- [To be done]: Reproduce the material word for word; the images stay out.

[START]

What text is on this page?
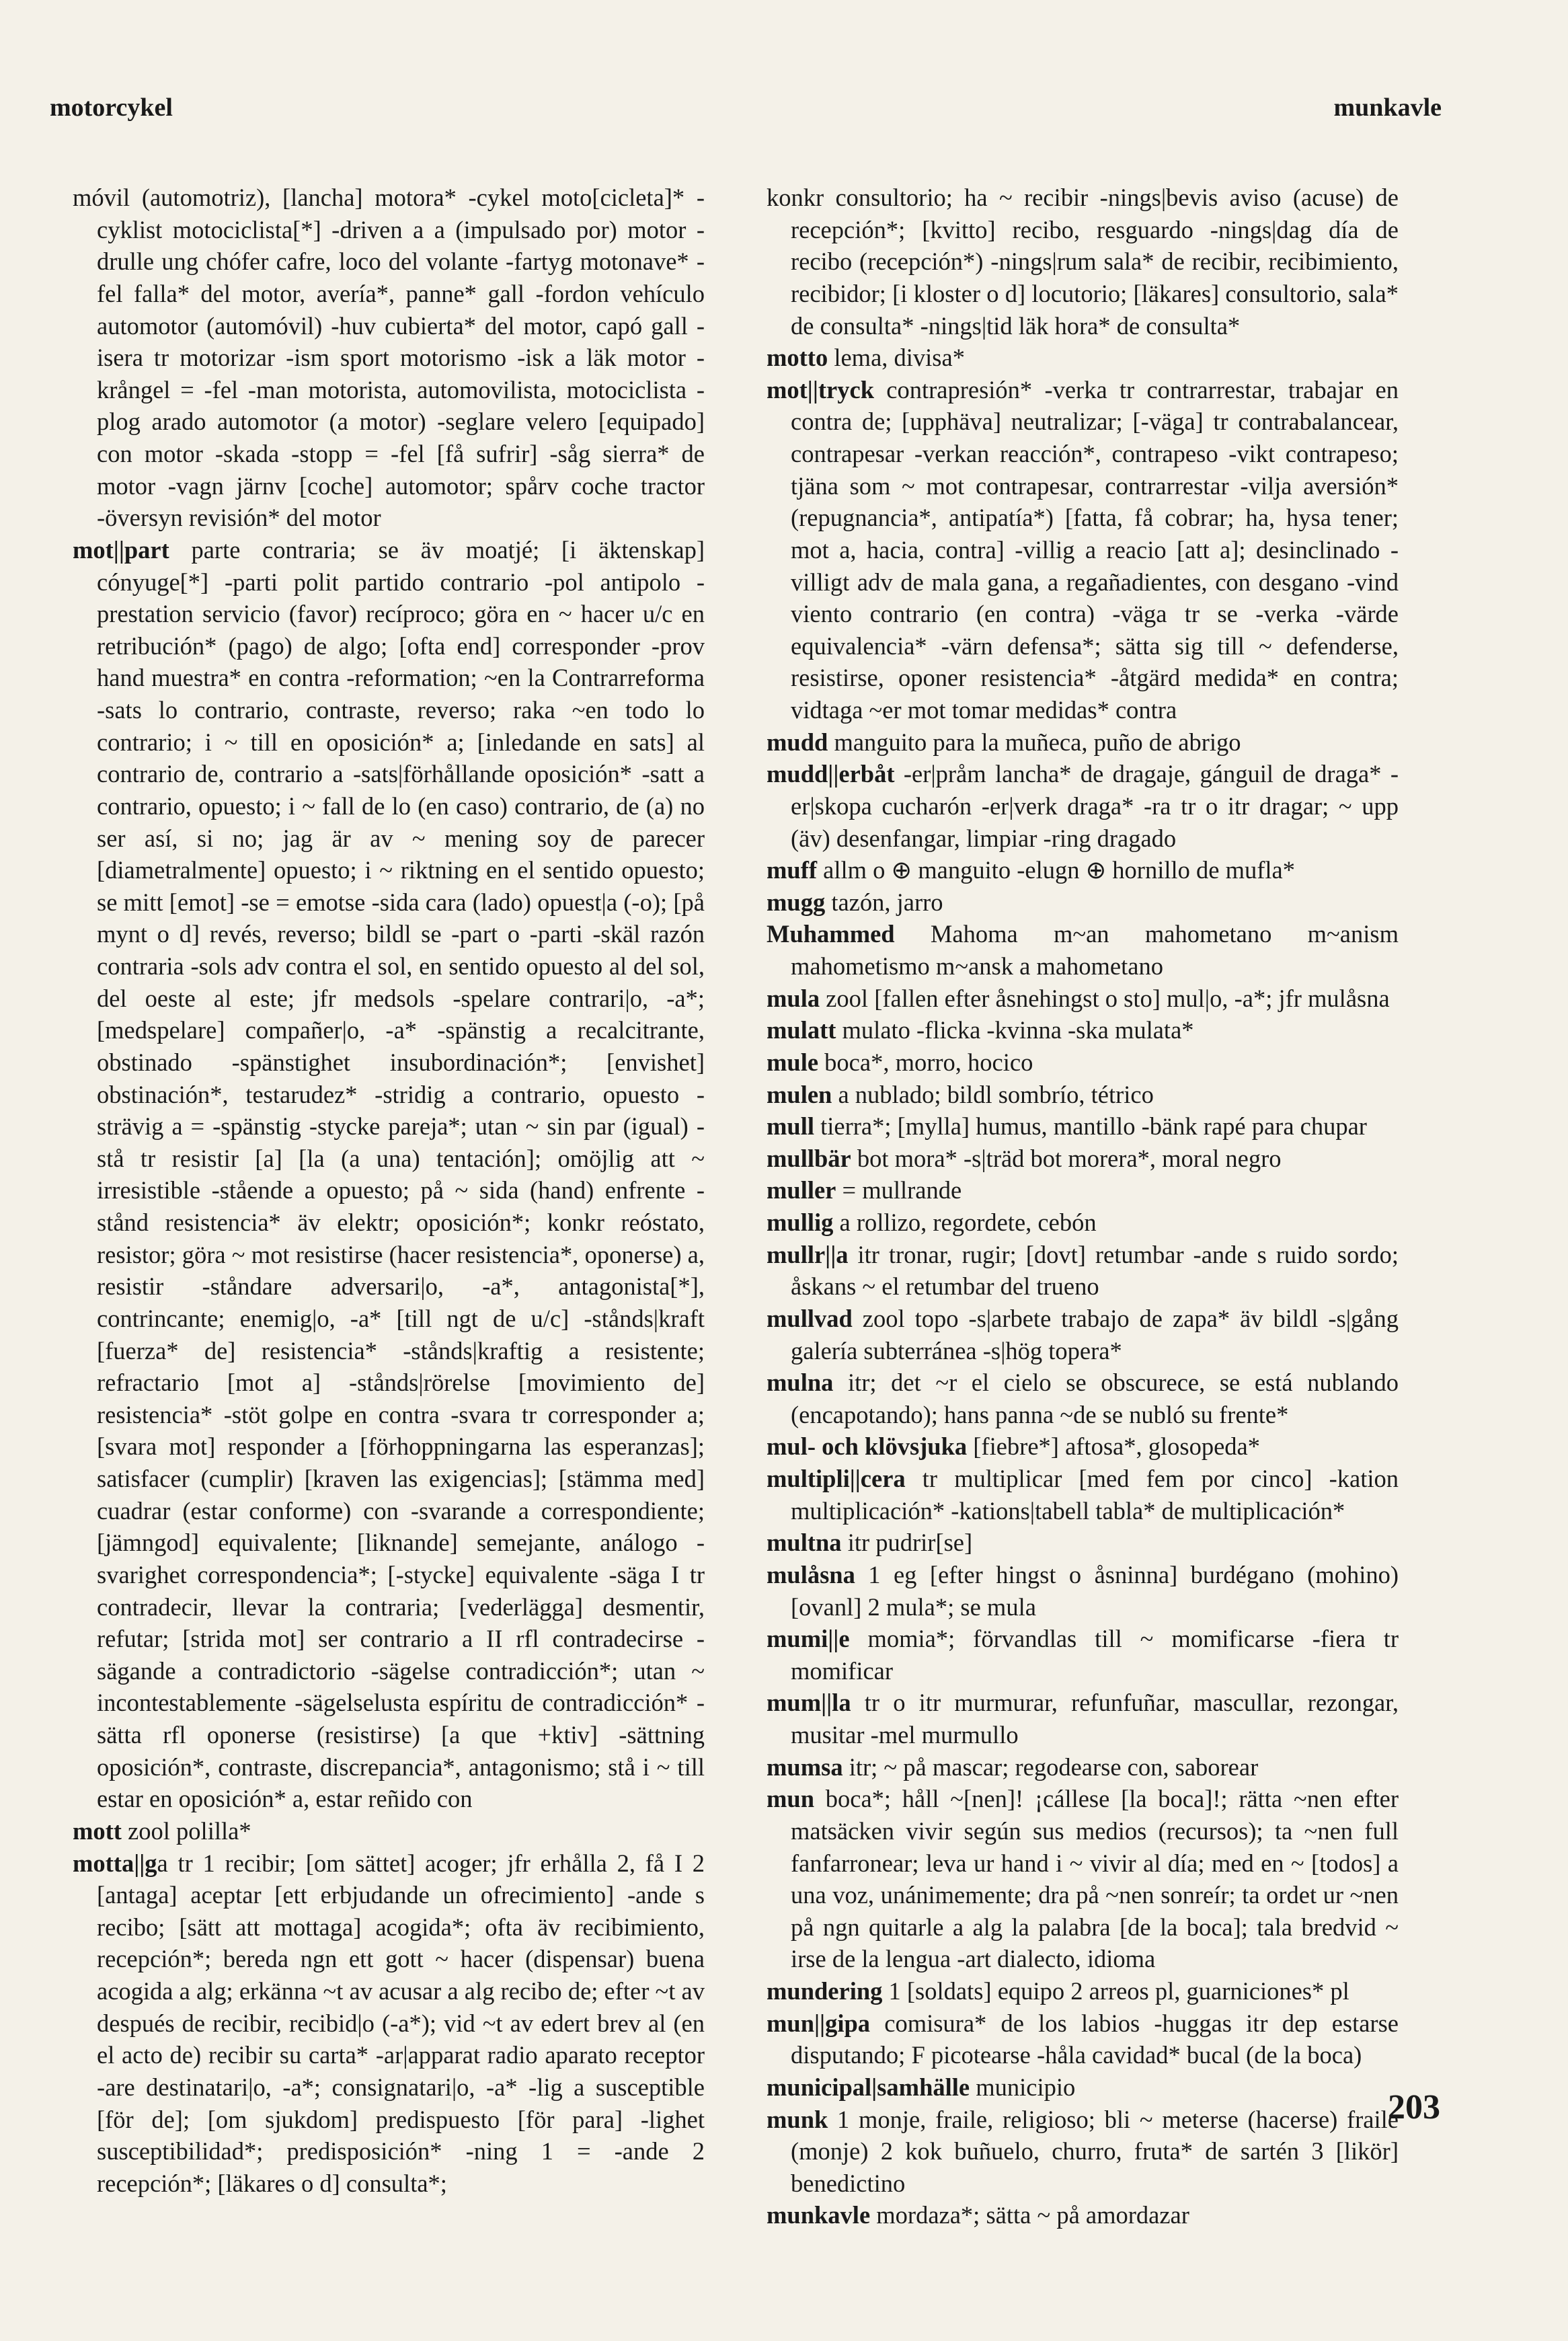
motorcykel	munkavle

móvil (automotriz), [lancha] motora* -cykel moto[cicleta]* -cyklist motociclista[*] -driven a a (impulsado por) motor -drulle ung chófer cafre, loco del volante -fartyg motonave* -fel falla* del motor, avería*, panne* gall -fordon vehículo automotor (automóvil) -huv cubierta* del motor, capó gall -isera tr motorizar -ism sport motorismo -isk a läk motor -krångel = -fel -man motorista, automovilista, motociclista -plog arado automotor (a motor) -seglare velero [equipado] con motor -skada -stopp = -fel [få sufrir] -såg sierra* de motor -vagn järnv [coche] automotor; spårv coche tractor -översyn revisión* del motor

mot||part parte contraria; se äv moatjé; [i äktenskap] cónyuge[*] -parti polit partido contrario -pol antipolo -prestation servicio (favor) recíproco; göra en ~ hacer u/c en retribución* (pago) de algo; [ofta end] corresponder -prov hand muestra* en contra -reformation; ~en la Contrarreforma -sats lo contrario, contraste, reverso; raka ~en todo lo contrario; i ~ till en oposición* a; [inledande en sats] al contrario de, contrario a -sats|förhållande oposición* -satt a contrario, opuesto; i ~ fall de lo (en caso) contrario, de (a) no ser así, si no; jag är av ~ mening soy de parecer [diametralmente] opuesto; i ~ riktning en el sentido opuesto; se mitt [emot] -se = emotse -sida cara (lado) opuest|a (-o); [på mynt o d] revés, reverso; bildl se -part o -parti -skäl razón contraria -sols adv contra el sol, en sentido opuesto al del sol, del oeste al este; jfr medsols -spelare contrari|o, -a*; [medspelare] compañer|o, -a* -spänstig a recalcitrante, obstinado -spänstighet insubordinación*; [envishet] obstinación*, testarudez* -stridig a contrario, opuesto -strävig a = -spänstig -stycke pareja*; utan ~ sin par (igual) -stå tr resistir [a] [la (a una) tentación]; omöjlig att ~ irresistible -stående a opuesto; på ~ sida (hand) enfrente -stånd resistencia* äv elektr; oposición*; konkr reóstato, resistor; göra ~ mot resistirse (hacer resistencia*, oponerse) a, resistir -ståndare adversari|o, -a*, antagonista[*], contrincante; enemig|o, -a* [till ngt de u/c] -stånds|kraft [fuerza* de] resistencia* -stånds|kraftig a resistente; refractario [mot a] -stånds|rörelse [movimiento de] resistencia* -stöt golpe en contra -svara tr corresponder a; [svara mot] responder a [förhoppningarna las esperanzas]; satisfacer (cumplir) [kraven las exigencias]; [stämma med] cuadrar (estar conforme) con -svarande a correspondiente; [jämngod] equivalente; [liknande] semejante, análogo -svarighet correspondencia*; [-stycke] equivalente -säga I tr contradecir, llevar la contraria; [vederlägga] desmentir, refutar; [strida mot] ser contrario a II rfl contradecirse -sägande a contradictorio -sägelse contradicción*; utan ~ incontestablemente -sägelselusta espíritu de contradicción* -sätta rfl oponerse (resistirse) [a que +ktiv] -sättning oposición*, contraste, discrepancia*, antagonismo; stå i ~ till estar en oposición* a, estar reñido con

mott zool polilla*

motta||ga tr 1 recibir; [om sättet] acoger; jfr erhålla 2, få I 2 [antaga] aceptar [ett erbjudande un ofrecimiento] -ande s recibo; [sätt att mottaga] acogida*; ofta äv recibimiento, recepción*; bereda ngn ett gott ~ hacer (dispensar) buena acogida a alg; erkänna ~t av acusar a alg recibo de; efter ~t av después de recibir, recibid|o (-a*); vid ~t av edert brev al (en el acto de) recibir su carta* -ar|apparat radio aparato receptor -are destinatari|o, -a*; consignatari|o, -a* -lig a susceptible [för de]; [om sjukdom] predispuesto [för para] -lighet susceptibilidad*; predisposición* -ning 1 = -ande 2 recepción*; [läkares o d] consulta*;

konkr consultorio; ha ~ recibir -nings|bevis aviso (acuse) de recepción*; [kvitto] recibo, resguardo -nings|dag día de recibo (recepción*) -nings|rum sala* de recibir, recibimiento, recibidor; [i kloster o d] locutorio; [läkares] consultorio, sala* de consulta* -nings|tid läk hora* de consulta*

motto lema, divisa*

mot||tryck contrapresión* -verka tr contrarrestar, trabajar en contra de; [upphäva] neutralizar; [-väga] tr contrabalancear, contrapesar -verkan reacción*, contrapeso -vikt contrapeso; tjäna som ~ mot contrapesar, contrarrestar -vilja aversión* (repugnancia*, antipatía*) [fatta, få cobrar; ha, hysa tener; mot a, hacia, contra] -villig a reacio [att a]; desinclinado -villigt adv de mala gana, a regañadientes, con desgano -vind viento contrario (en contra) -väga tr se -verka -värde equivalencia* -värn defensa*; sätta sig till ~ defenderse, resistirse, oponer resistencia* -åtgärd medida* en contra; vidtaga ~er mot tomar medidas* contra

mudd manguito para la muñeca, puño de abrigo

mudd||erbåt -er|pråm lancha* de dragaje, gánguil de draga* -er|skopa cucharón -er|verk draga* -ra tr o itr dragar; ~ upp (äv) desenfangar, limpiar -ring dragado

muff allm o ⊕ manguito -elugn ⊕ hornillo de mufla*

mugg tazón, jarro

Muhammed Mahoma m~an mahometano m~anism mahometismo m~ansk a mahometano

mula zool [fallen efter åsnehingst o sto] mul|o, -a*; jfr mulåsna

mulatt mulato -flicka -kvinna -ska mulata*

mule boca*, morro, hocico

mulen a nublado; bildl sombrío, tétrico

mull tierra*; [mylla] humus, mantillo -bänk rapé para chupar

mullbär bot mora* -s|träd bot morera*, moral negro

muller = mullrande

mullig a rollizo, regordete, cebón

mullr||a itr tronar, rugir; [dovt] retumbar -ande s ruido sordo; åskans ~ el retumbar del trueno

mullvad zool topo -s|arbete trabajo de zapa* äv bildl -s|gång galería subterránea -s|hög topera*

mulna itr; det ~r el cielo se obscurece, se está nublando (encapotando); hans panna ~de se nubló su frente*

mul- och klövsjuka [fiebre*] aftosa*, glosopeda*

multipli||cera tr multiplicar [med fem por cinco] -kation multiplicación* -kations|tabell tabla* de multiplicación*

multna itr pudrir[se]

mulåsna 1 eg [efter hingst o åsninna] burdégano (mohino) [ovanl] 2 mula*; se mula

mumi||e momia*; förvandlas till ~ momificarse -fiera tr momificar

mum||la tr o itr murmurar, refunfuñar, mascullar, rezongar, musitar -mel murmullo

mumsa itr; ~ på mascar; regodearse con, saborear

mun boca*; håll ~[nen]! ¡cállese [la boca]!; rätta ~nen efter matsäcken vivir según sus medios (recursos); ta ~nen full fanfarronear; leva ur hand i ~ vivir al día; med en ~ [todos] a una voz, unánimemente; dra på ~nen sonreír; ta ordet ur ~nen på ngn quitarle a alg la palabra [de la boca]; tala bredvid ~ irse de la lengua -art dialecto, idioma

mundering 1 [soldats] equipo 2 arreos pl, guarniciones* pl

mun||gipa comisura* de los labios -huggas itr dep estarse disputando; F picotearse -håla cavidad* bucal (de la boca)

municipal|samhälle municipio

munk 1 monje, fraile, religioso; bli ~ meterse (hacerse) fraile (monje) 2 kok buñuelo, churro, fruta* de sartén 3 [likör] benedictino

munkavle mordaza*; sätta ~ på amordazar

203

[END]

- [Problem solution]:
What text is on this page?
motorcykel	munkavle

móvil (automotriz), [lancha] motora* -cykel moto[cicleta]* -cyklist motociclista[*] -driven a a (impulsado por) motor -drulle ung chófer cafre, loco del volante -fartyg motonave* -fel falla* del motor, avería*, panne* gall -fordon vehículo automotor (automóvil) -huv cubierta* del motor, capó gall -isera tr motorizar -ism sport motorismo -isk a läk motor -krångel = -fel -man motorista, automovilista, motociclista -plog arado automotor (a motor) -seglare velero [equipado] con motor -skada -stopp = -fel [få sufrir] -såg sierra* de motor -vagn järnv [coche] automotor; spårv coche tractor -översyn revisión* del motor

mot||part parte contraria; se äv moatjé; [i äktenskap] cónyuge[*] -parti polit partido contrario -pol antipolo -prestation servicio (favor) recíproco; göra en ~ hacer u/c en retribución* (pago) de algo; [ofta end] corresponder -prov hand muestra* en contra -reformation; ~en la Contrarreforma -sats lo contrario, contraste, reverso; raka ~en todo lo contrario; i ~ till en oposición* a; [inledande en sats] al contrario de, contrario a -sats|förhållande oposición* -satt a contrario, opuesto; i ~ fall de lo (en caso) contrario, de (a) no ser así, si no; jag är av ~ mening soy de parecer [diametralmente] opuesto; i ~ riktning en el sentido opuesto; se mitt [emot] -se = emotse -sida cara (lado) opuest|a (-o); [på mynt o d] revés, reverso; bildl se -part o -parti -skäl razón contraria -sols adv contra el sol, en sentido opuesto al del sol, del oeste al este; jfr medsols -spelare contrari|o, -a*; [medspelare] compañer|o, -a* -spänstig a recalcitrante, obstinado -spänstighet insubordinación*; [envishet] obstinación*, testarudez* -stridig a contrario, opuesto -strävig a = -spänstig -stycke pareja*; utan ~ sin par (igual) -stå tr resistir [a] [la (a una) tentación]; omöjlig att ~ irresistible -stående a opuesto; på ~ sida (hand) enfrente -stånd resistencia* äv elektr; oposición*; konkr reóstato, resistor; göra ~ mot resistirse (hacer resistencia*, oponerse) a, resistir -ståndare adversari|o, -a*, antagonista[*], contrincante; enemig|o, -a* [till ngt de u/c] -stånds|kraft [fuerza* de] resistencia* -stånds|kraftig a resistente; refractario [mot a] -stånds|rörelse [movimiento de] resistencia* -stöt golpe en contra -svara tr corresponder a; [svara mot] responder a [förhoppningarna las esperanzas]; satisfacer (cumplir) [kraven las exigencias]; [stämma med] cuadrar (estar conforme) con -svarande a correspondiente; [jämngod] equivalente; [liknande] semejante, análogo -svarighet correspondencia*; [-stycke] equivalente -säga I tr contradecir, llevar la contraria; [vederlägga] desmentir, refutar; [strida mot] ser contrario a II rfl contradecirse -sägande a contradictorio -sägelse contradicción*; utan ~ incontestablemente -sägelselusta espíritu de contradicción* -sätta rfl oponerse (resistirse) [a que +ktiv] -sättning oposición*, contraste, discrepancia*, antagonismo; stå i ~ till estar en oposición* a, estar reñido con

mott zool polilla*

motta||ga tr 1 recibir; [om sättet] acoger; jfr erhålla 2, få I 2 [antaga] aceptar [ett erbjudande un ofrecimiento] -ande s recibo; [sätt att mottaga] acogida*; ofta äv recibimiento, recepción*; bereda ngn ett gott ~ hacer (dispensar) buena acogida a alg; erkänna ~t av acusar a alg recibo de; efter ~t av después de recibir, recibid|o (-a*); vid ~t av edert brev al (en el acto de) recibir su carta* -ar|apparat radio aparato receptor -are destinatari|o, -a*; consignatari|o, -a* -lig a susceptible [för de]; [om sjukdom] predispuesto [för para] -lighet susceptibilidad*; predisposición* -ning 1 = -ande 2 recepción*; [läkares o d] consulta*;

konkr consultorio; ha ~ recibir -nings|bevis aviso (acuse) de recepción*; [kvitto] recibo, resguardo -nings|dag día de recibo (recepción*) -nings|rum sala* de recibir, recibimiento, recibidor; [i kloster o d] locutorio; [läkares] consultorio, sala* de consulta* -nings|tid läk hora* de consulta*

motto lema, divisa*

mot||tryck contrapresión* -verka tr contrarrestar, trabajar en contra de; [upphäva] neutralizar; [-väga] tr contrabalancear, contrapesar -verkan reacción*, contrapeso -vikt contrapeso; tjäna som ~ mot contrapesar, contrarrestar -vilja aversión* (repugnancia*, antipatía*) [fatta, få cobrar; ha, hysa tener; mot a, hacia, contra] -villig a reacio [att a]; desinclinado -villigt adv de mala gana, a regañadientes, con desgano -vind viento contrario (en contra) -väga tr se -verka -värde equivalencia* -värn defensa*; sätta sig till ~ defenderse, resistirse, oponer resistencia* -åtgärd medida* en contra; vidtaga ~er mot tomar medidas* contra

mudd manguito para la muñeca, puño de abrigo

mudd||erbåt -er|pråm lancha* de dragaje, gánguil de draga* -er|skopa cucharón -er|verk draga* -ra tr o itr dragar; ~ upp (äv) desenfangar, limpiar -ring dragado

muff allm o ⊕ manguito -elugn ⊕ hornillo de mufla*

mugg tazón, jarro

Muhammed Mahoma m~an mahometano m~anism mahometismo m~ansk a mahometano

mula zool [fallen efter åsnehingst o sto] mul|o, -a*; jfr mulåsna

mulatt mulato -flicka -kvinna -ska mulata*

mule boca*, morro, hocico

mulen a nublado; bildl sombrío, tétrico

mull tierra*; [mylla] humus, mantillo -bänk rapé para chupar

mullbär bot mora* -s|träd bot morera*, moral negro

muller = mullrande

mullig a rollizo, regordete, cebón

mullr||a itr tronar, rugir; [dovt] retumbar -ande s ruido sordo; åskans ~ el retumbar del trueno

mullvad zool topo -s|arbete trabajo de zapa* äv bildl -s|gång galería subterránea -s|hög topera*

mulna itr; det ~r el cielo se obscurece, se está nublando (encapotando); hans panna ~de se nubló su frente*

mul- och klövsjuka [fiebre*] aftosa*, glosopeda*

multipli||cera tr multiplicar [med fem por cinco] -kation multiplicación* -kations|tabell tabla* de multiplicación*

multna itr pudrir[se]

mulåsna 1 eg [efter hingst o åsninna] burdégano (mohino) [ovanl] 2 mula*; se mula

mumi||e momia*; förvandlas till ~ momificarse -fiera tr momificar

mum||la tr o itr murmurar, refunfuñar, mascullar, rezongar, musitar -mel murmullo

mumsa itr; ~ på mascar; regodearse con, saborear

mun boca*; håll ~[nen]! ¡cállese [la boca]!; rätta ~nen efter matsäcken vivir según sus medios (recursos); ta ~nen full fanfarronear; leva ur hand i ~ vivir al día; med en ~ [todos] a una voz, unánimemente; dra på ~nen sonreír; ta ordet ur ~nen på ngn quitarle a alg la palabra [de la boca]; tala bredvid ~ irse de la lengua -art dialecto, idioma

mundering 1 [soldats] equipo 2 arreos pl, guarniciones* pl

mun||gipa comisura* de los labios -huggas itr dep estarse disputando; F picotearse -håla cavidad* bucal (de la boca)

municipal|samhälle municipio

munk 1 monje, fraile, religioso; bli ~ meterse (hacerse) fraile (monje) 2 kok buñuelo, churro, fruta* de sartén 3 [likör] benedictino

munkavle mordaza*; sätta ~ på amordazar

203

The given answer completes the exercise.